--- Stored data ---
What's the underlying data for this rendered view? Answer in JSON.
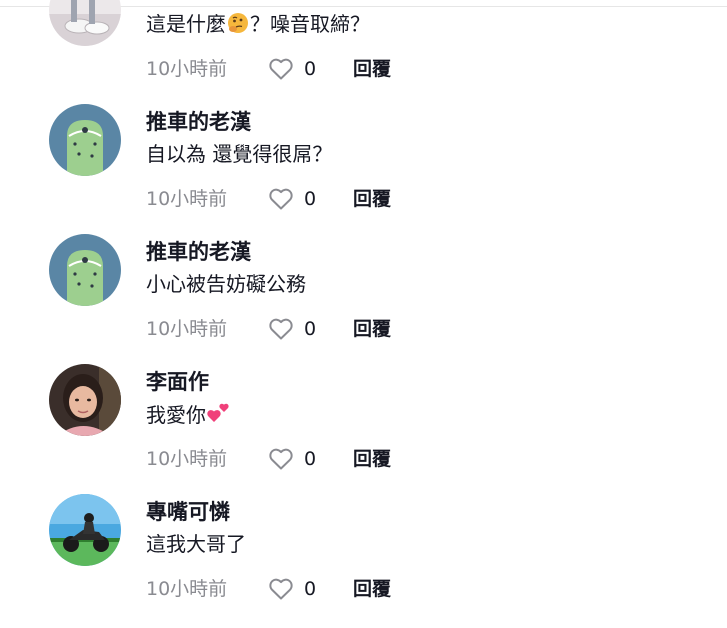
{
  "colors": {
    "text_primary": "#161823",
    "text_secondary": "#8a8b91",
    "heart_outline": "#8a8b91",
    "emoji_heart": "#f0407a"
  },
  "comments": [
    {
      "username": "",
      "text_before_emoji": "這是什麼",
      "emoji": "thinking-face-emoji",
      "text_after_emoji": "？噪音取締？",
      "time": "10小時前",
      "likes": "0",
      "reply_label": "回覆",
      "avatar": "shoes-photo-avatar"
    },
    {
      "username": "推車的老漢",
      "text": "自以為 還覺得很屌？",
      "time": "10小時前",
      "likes": "0",
      "reply_label": "回覆",
      "avatar": "green-creature-avatar"
    },
    {
      "username": "推車的老漢",
      "text": "小心被告妨礙公務",
      "time": "10小時前",
      "likes": "0",
      "reply_label": "回覆",
      "avatar": "green-creature-avatar"
    },
    {
      "username": "李面作",
      "text_before_emoji": "我愛你",
      "emoji": "two-hearts-emoji",
      "time": "10小時前",
      "likes": "0",
      "reply_label": "回覆",
      "avatar": "person-photo-avatar"
    },
    {
      "username": "專嘴可憐",
      "text": "這我大哥了",
      "time": "10小時前",
      "likes": "0",
      "reply_label": "回覆",
      "avatar": "motorcycle-photo-avatar"
    }
  ]
}
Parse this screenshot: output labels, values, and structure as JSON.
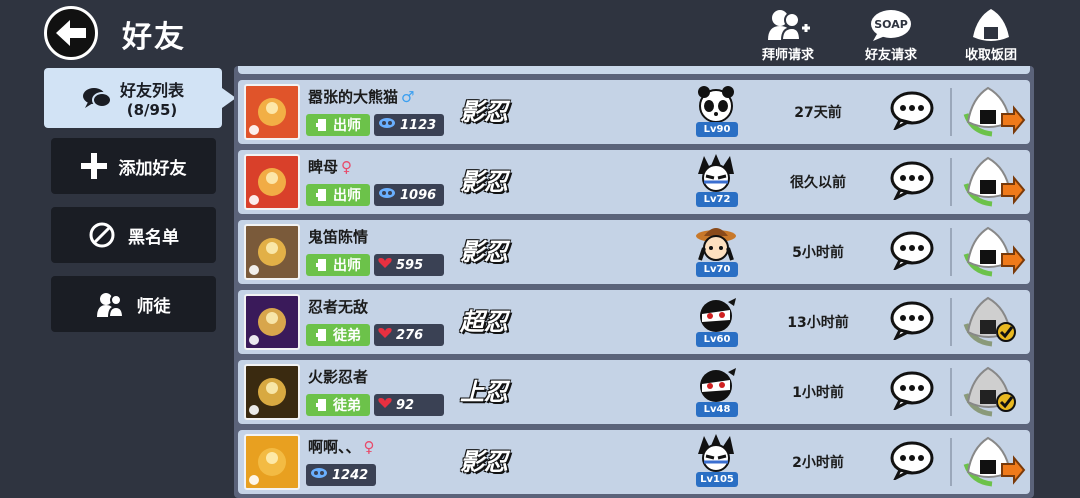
{
  "header": {
    "title": "好友",
    "actions": [
      {
        "label": "拜师请求",
        "icon": "users-plus-icon"
      },
      {
        "label": "好友请求",
        "icon": "soap-bubble-icon"
      },
      {
        "label": "收取饭团",
        "icon": "rice-ball-icon"
      }
    ]
  },
  "nav": {
    "active": {
      "label": "好友列表",
      "count": "(8/95)",
      "icon": "chat-bubbles-icon"
    },
    "items": [
      {
        "label": "添加好友",
        "icon": "plus-icon"
      },
      {
        "label": "黑名单",
        "icon": "ban-icon"
      },
      {
        "label": "师徒",
        "icon": "master-apprentice-icon"
      }
    ]
  },
  "friends": [
    {
      "name": "嚣张的大熊猫",
      "gender": "♂",
      "gender_color": "#3b9ff0",
      "tag": "出师",
      "stat_type": "swirl",
      "stat": "1123",
      "rank": "影忍",
      "level": "Lv90",
      "time": "27天前",
      "gift": "send",
      "avatar_color": "#e0542a",
      "char": "panda"
    },
    {
      "name": "睥母",
      "gender": "♀",
      "gender_color": "#e84a6a",
      "tag": "出师",
      "stat_type": "swirl",
      "stat": "1096",
      "rank": "影忍",
      "level": "Lv72",
      "time": "很久以前",
      "gift": "send",
      "avatar_color": "#d9402a",
      "char": "spiky"
    },
    {
      "name": "鬼笛陈情",
      "gender": "",
      "gender_color": "",
      "tag": "出师",
      "stat_type": "heart",
      "stat": "595",
      "rank": "影忍",
      "level": "Lv70",
      "time": "5小时前",
      "gift": "send",
      "avatar_color": "#7a5a3a",
      "char": "hat"
    },
    {
      "name": "忍者无敌",
      "gender": "",
      "gender_color": "",
      "tag": "徒弟",
      "stat_type": "heart",
      "stat": "276",
      "rank": "超忍",
      "level": "Lv60",
      "time": "13小时前",
      "gift": "claimed",
      "avatar_color": "#3a1a5a",
      "char": "ninja-red"
    },
    {
      "name": "火影忍者",
      "gender": "",
      "gender_color": "",
      "tag": "徒弟",
      "stat_type": "heart",
      "stat": "92",
      "rank": "上忍",
      "level": "Lv48",
      "time": "1小时前",
      "gift": "claimed",
      "avatar_color": "#3a2a10",
      "char": "ninja-red"
    },
    {
      "name": "啊啊、、",
      "gender": "♀",
      "gender_color": "#e84a6a",
      "tag": "",
      "stat_type": "swirl",
      "stat": "1242",
      "rank": "影忍",
      "level": "Lv105",
      "time": "2小时前",
      "gift": "send",
      "avatar_color": "#e8a020",
      "char": "spiky"
    }
  ],
  "colors": {
    "background": "#2f3440",
    "row": "#c5d3e6",
    "tag_green": "#6cc24a",
    "level_blue": "#2a6fc4",
    "accent_orange": "#f07a1a"
  }
}
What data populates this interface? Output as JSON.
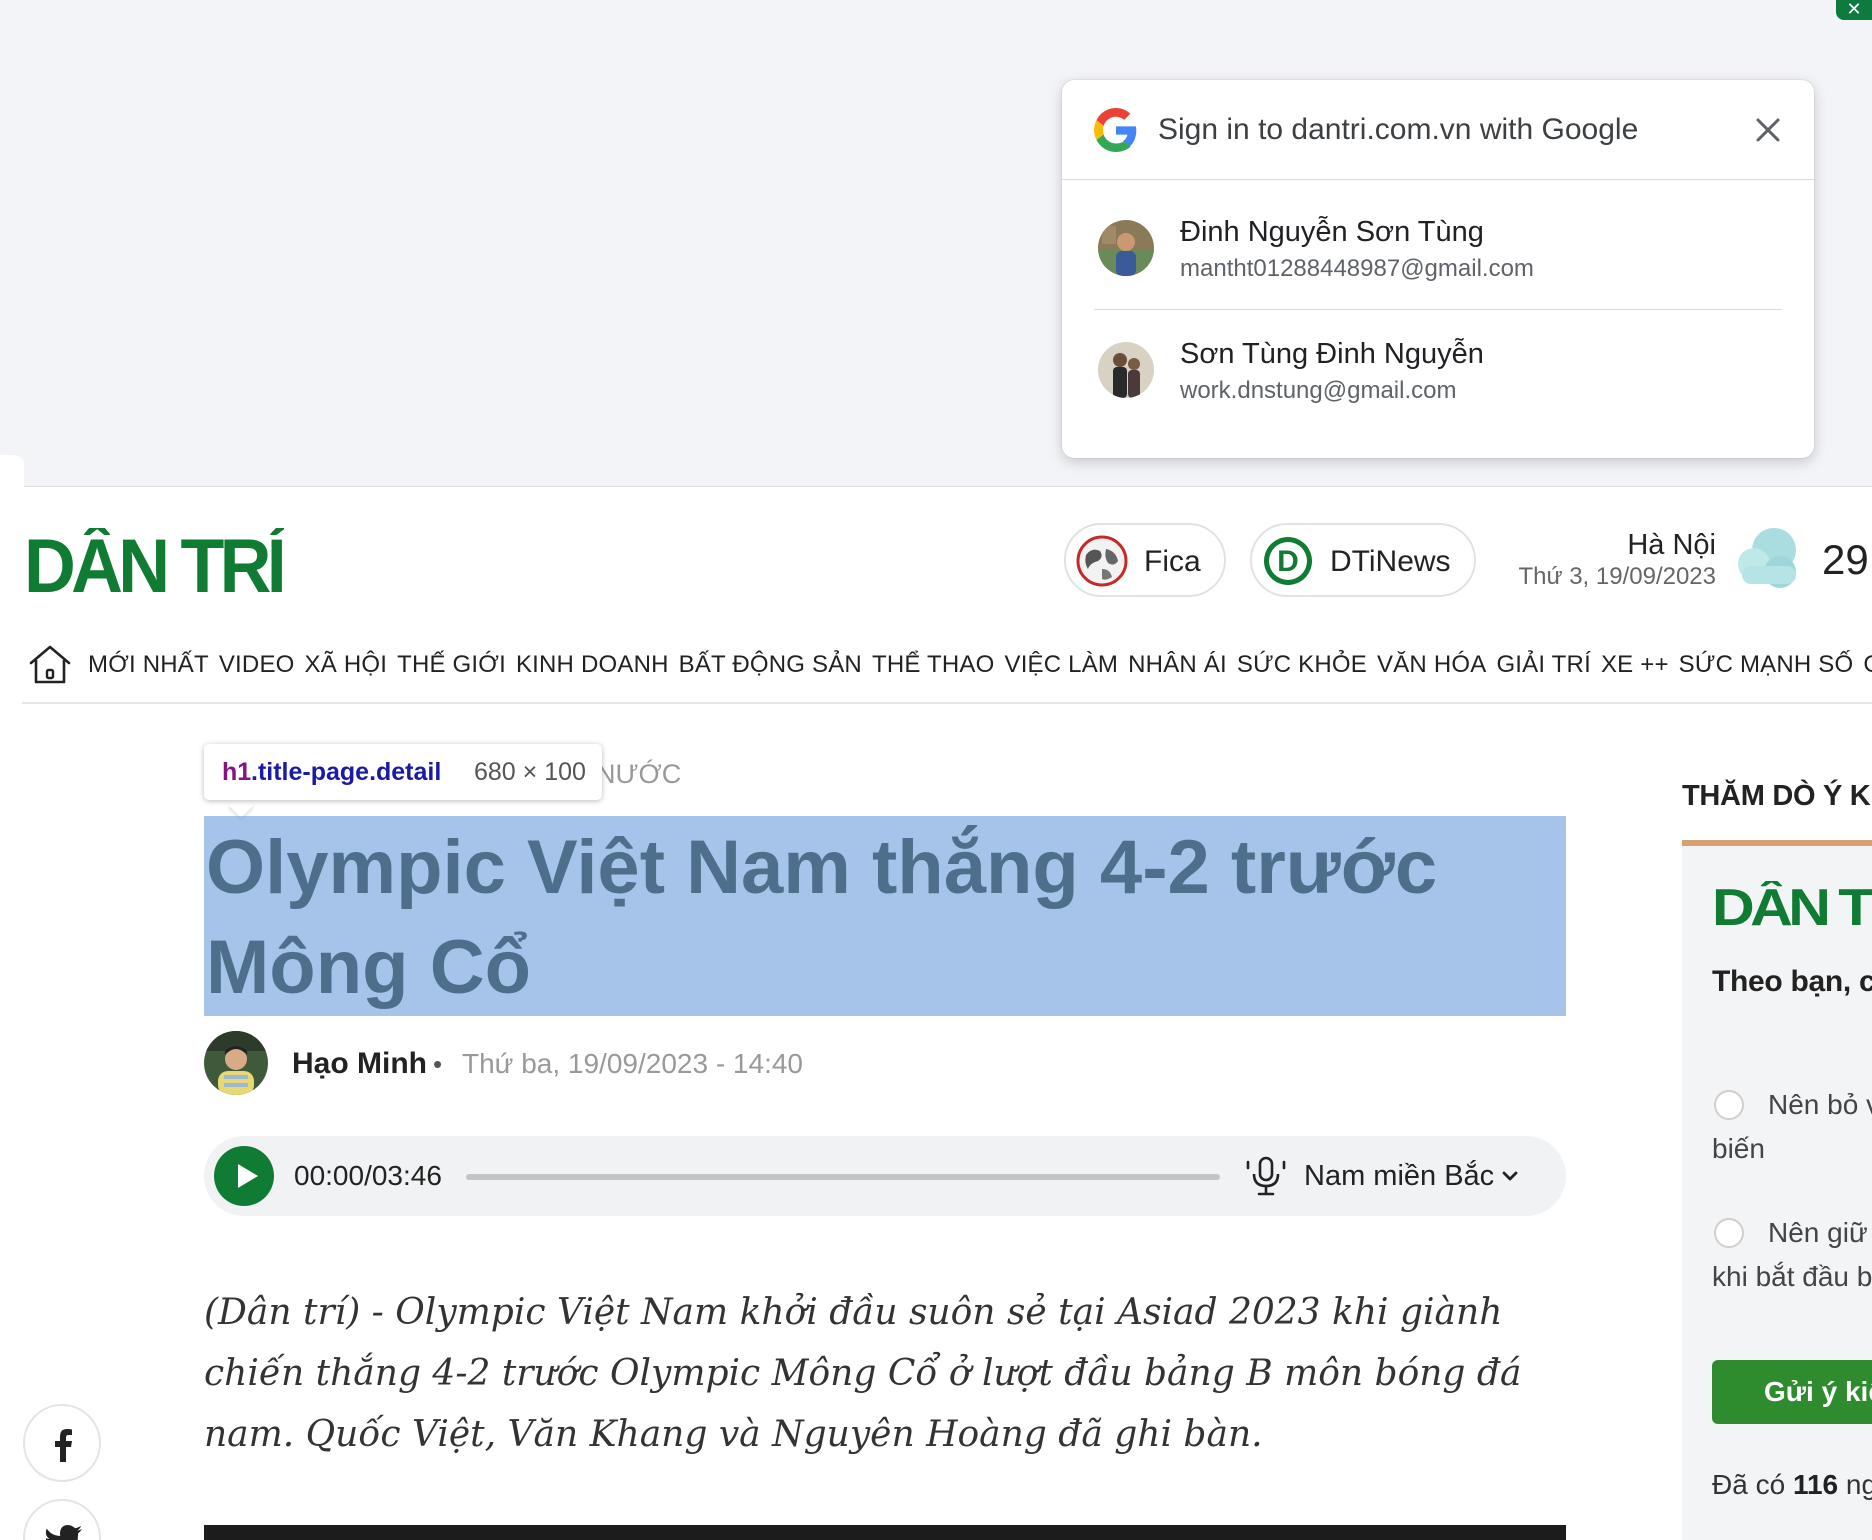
{
  "google_signin": {
    "title": "Sign in to dantri.com.vn with Google",
    "accounts": [
      {
        "name": "Đinh Nguyễn Sơn Tùng",
        "email": "mantht01288448987@gmail.com"
      },
      {
        "name": "Sơn Tùng Đinh Nguyễn",
        "email": "work.dnstung@gmail.com"
      }
    ]
  },
  "header": {
    "logo_text": "DÂN TRÍ",
    "pills": {
      "fica": "Fica",
      "dtinews": "DTiNews"
    },
    "weather": {
      "city": "Hà Nội",
      "date": "Thứ 3, 19/09/2023",
      "temp": "29",
      "icon": "cloud-icon"
    }
  },
  "nav": {
    "items": [
      "MỚI NHẤT",
      "VIDEO",
      "XÃ HỘI",
      "THẾ GIỚI",
      "KINH DOANH",
      "BẤT ĐỘNG SẢN",
      "THỂ THAO",
      "VIỆC LÀM",
      "NHÂN ÁI",
      "SỨC KHỎE",
      "VĂN HÓA",
      "GIẢI TRÍ",
      "XE ++",
      "SỨC MẠNH SỐ",
      "GI"
    ]
  },
  "inspector_tooltip": {
    "tag": "h1",
    "class": ".title-page.detail",
    "size": "680 × 100"
  },
  "article": {
    "breadcrumb": "NƯỚC",
    "title": "Olympic Việt Nam thắng 4-2 trước Mông Cổ",
    "author": "Hạo Minh",
    "separator": "•",
    "published": "Thứ ba, 19/09/2023 - 14:40",
    "audio": {
      "time": "00:00/03:46",
      "voice": "Nam miền Bắc",
      "progress": 0
    },
    "sapo": "(Dân trí) - Olympic Việt Nam khởi đầu suôn sẻ tại Asiad 2023 khi giành chiến thắng 4-2 trước Olympic Mông Cổ ở lượt đầu bảng B môn bóng đá nam. Quốc Việt, Văn Khang và Nguyên Hoàng đã ghi bàn."
  },
  "poll": {
    "heading": "THĂM DÒ Ý KI",
    "logo_text": "DÂN TR",
    "question": "Theo bạn, cá thức \"kiểm t",
    "options": [
      {
        "line1": "Nên bỏ v",
        "line2": "biến"
      },
      {
        "line1": "Nên giữ",
        "line2": "khi bắt đầu b"
      }
    ],
    "submit_label": "Gửi ý kiế",
    "count_prefix": "Đã có",
    "count": "116",
    "count_suffix": "ng"
  },
  "colors": {
    "brand_green": "#0f7b33",
    "highlight": "#6fa0dc",
    "poll_button": "#2e8b2e",
    "poll_accent": "#d6a071"
  }
}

--- What is being asked ---
Copy each line of the records precisely and drop any images they hold.

--- Reply to the exercise ---
What's the underlying data for this rendered view? Answer in JSON.
{
  "colors": {
    "text_primary": "#161823",
    "text_secondary": "#8a8b91",
    "heart_outline": "#8a8b91",
    "emoji_heart": "#f0407a"
  },
  "comments": [
    {
      "username": "",
      "text_before_emoji": "這是什麼",
      "emoji": "thinking-face-emoji",
      "text_after_emoji": "？噪音取締？",
      "time": "10小時前",
      "likes": "0",
      "reply_label": "回覆",
      "avatar": "shoes-photo-avatar"
    },
    {
      "username": "推車的老漢",
      "text": "自以為 還覺得很屌？",
      "time": "10小時前",
      "likes": "0",
      "reply_label": "回覆",
      "avatar": "green-creature-avatar"
    },
    {
      "username": "推車的老漢",
      "text": "小心被告妨礙公務",
      "time": "10小時前",
      "likes": "0",
      "reply_label": "回覆",
      "avatar": "green-creature-avatar"
    },
    {
      "username": "李面作",
      "text_before_emoji": "我愛你",
      "emoji": "two-hearts-emoji",
      "time": "10小時前",
      "likes": "0",
      "reply_label": "回覆",
      "avatar": "person-photo-avatar"
    },
    {
      "username": "專嘴可憐",
      "text": "這我大哥了",
      "time": "10小時前",
      "likes": "0",
      "reply_label": "回覆",
      "avatar": "motorcycle-photo-avatar"
    }
  ]
}
Parse this screenshot: output labels, values, and structure as JSON.
{
  "header": {
    "title": "好友",
    "actions": [
      {
        "label": "拜师请求",
        "icon": "users-plus-icon"
      },
      {
        "label": "好友请求",
        "icon": "soap-bubble-icon"
      },
      {
        "label": "收取饭团",
        "icon": "rice-ball-icon"
      }
    ]
  },
  "nav": {
    "active": {
      "label": "好友列表",
      "count": "(8/95)",
      "icon": "chat-bubbles-icon"
    },
    "items": [
      {
        "label": "添加好友",
        "icon": "plus-icon"
      },
      {
        "label": "黑名单",
        "icon": "ban-icon"
      },
      {
        "label": "师徒",
        "icon": "master-apprentice-icon"
      }
    ]
  },
  "friends": [
    {
      "name": "嚣张的大熊猫",
      "gender": "♂",
      "gender_color": "#3b9ff0",
      "tag": "出师",
      "stat_type": "swirl",
      "stat": "1123",
      "rank": "影忍",
      "level": "Lv90",
      "time": "27天前",
      "gift": "send",
      "avatar_color": "#e0542a",
      "char": "panda"
    },
    {
      "name": "睥母",
      "gender": "♀",
      "gender_color": "#e84a6a",
      "tag": "出师",
      "stat_type": "swirl",
      "stat": "1096",
      "rank": "影忍",
      "level": "Lv72",
      "time": "很久以前",
      "gift": "send",
      "avatar_color": "#d9402a",
      "char": "spiky"
    },
    {
      "name": "鬼笛陈情",
      "gender": "",
      "gender_color": "",
      "tag": "出师",
      "stat_type": "heart",
      "stat": "595",
      "rank": "影忍",
      "level": "Lv70",
      "time": "5小时前",
      "gift": "send",
      "avatar_color": "#7a5a3a",
      "char": "hat"
    },
    {
      "name": "忍者无敌",
      "gender": "",
      "gender_color": "",
      "tag": "徒弟",
      "stat_type": "heart",
      "stat": "276",
      "rank": "超忍",
      "level": "Lv60",
      "time": "13小时前",
      "gift": "claimed",
      "avatar_color": "#3a1a5a",
      "char": "ninja-red"
    },
    {
      "name": "火影忍者",
      "gender": "",
      "gender_color": "",
      "tag": "徒弟",
      "stat_type": "heart",
      "stat": "92",
      "rank": "上忍",
      "level": "Lv48",
      "time": "1小时前",
      "gift": "claimed",
      "avatar_color": "#3a2a10",
      "char": "ninja-red"
    },
    {
      "name": "啊啊、、",
      "gender": "♀",
      "gender_color": "#e84a6a",
      "tag": "",
      "stat_type": "swirl",
      "stat": "1242",
      "rank": "影忍",
      "level": "Lv105",
      "time": "2小时前",
      "gift": "send",
      "avatar_color": "#e8a020",
      "char": "spiky"
    }
  ],
  "colors": {
    "background": "#2f3440",
    "row": "#c5d3e6",
    "tag_green": "#6cc24a",
    "level_blue": "#2a6fc4",
    "accent_orange": "#f07a1a"
  }
}
What data populates this interface? Output as JSON.
{
  "google_signin": {
    "title": "Sign in to dantri.com.vn with Google",
    "accounts": [
      {
        "name": "Đinh Nguyễn Sơn Tùng",
        "email": "mantht01288448987@gmail.com"
      },
      {
        "name": "Sơn Tùng Đinh Nguyễn",
        "email": "work.dnstung@gmail.com"
      }
    ]
  },
  "header": {
    "logo_text": "DÂN TRÍ",
    "pills": {
      "fica": "Fica",
      "dtinews": "DTiNews"
    },
    "weather": {
      "city": "Hà Nội",
      "date": "Thứ 3, 19/09/2023",
      "temp": "29",
      "icon": "cloud-icon"
    }
  },
  "nav": {
    "items": [
      "MỚI NHẤT",
      "VIDEO",
      "XÃ HỘI",
      "THẾ GIỚI",
      "KINH DOANH",
      "BẤT ĐỘNG SẢN",
      "THỂ THAO",
      "VIỆC LÀM",
      "NHÂN ÁI",
      "SỨC KHỎE",
      "VĂN HÓA",
      "GIẢI TRÍ",
      "XE ++",
      "SỨC MẠNH SỐ",
      "GI"
    ]
  },
  "inspector_tooltip": {
    "tag": "h1",
    "class": ".title-page.detail",
    "size": "680 × 100"
  },
  "article": {
    "breadcrumb": "NƯỚC",
    "title": "Olympic Việt Nam thắng 4-2 trước Mông Cổ",
    "author": "Hạo Minh",
    "separator": "•",
    "published": "Thứ ba, 19/09/2023 - 14:40",
    "audio": {
      "time": "00:00/03:46",
      "voice": "Nam miền Bắc",
      "progress": 0
    },
    "sapo": "(Dân trí) - Olympic Việt Nam khởi đầu suôn sẻ tại Asiad 2023 khi giành chiến thắng 4-2 trước Olympic Mông Cổ ở lượt đầu bảng B môn bóng đá nam. Quốc Việt, Văn Khang và Nguyên Hoàng đã ghi bàn."
  },
  "poll": {
    "heading": "THĂM DÒ Ý KI",
    "logo_text": "DÂN TR",
    "question": "Theo bạn, cá thức \"kiểm t",
    "options": [
      {
        "line1": "Nên bỏ v",
        "line2": "biến"
      },
      {
        "line1": "Nên giữ",
        "line2": "khi bắt đầu b"
      }
    ],
    "submit_label": "Gửi ý kiế",
    "count_prefix": "Đã có",
    "count": "116",
    "count_suffix": "ng"
  },
  "colors": {
    "brand_green": "#0f7b33",
    "highlight": "#6fa0dc",
    "poll_button": "#2e8b2e",
    "poll_accent": "#d6a071"
  }
}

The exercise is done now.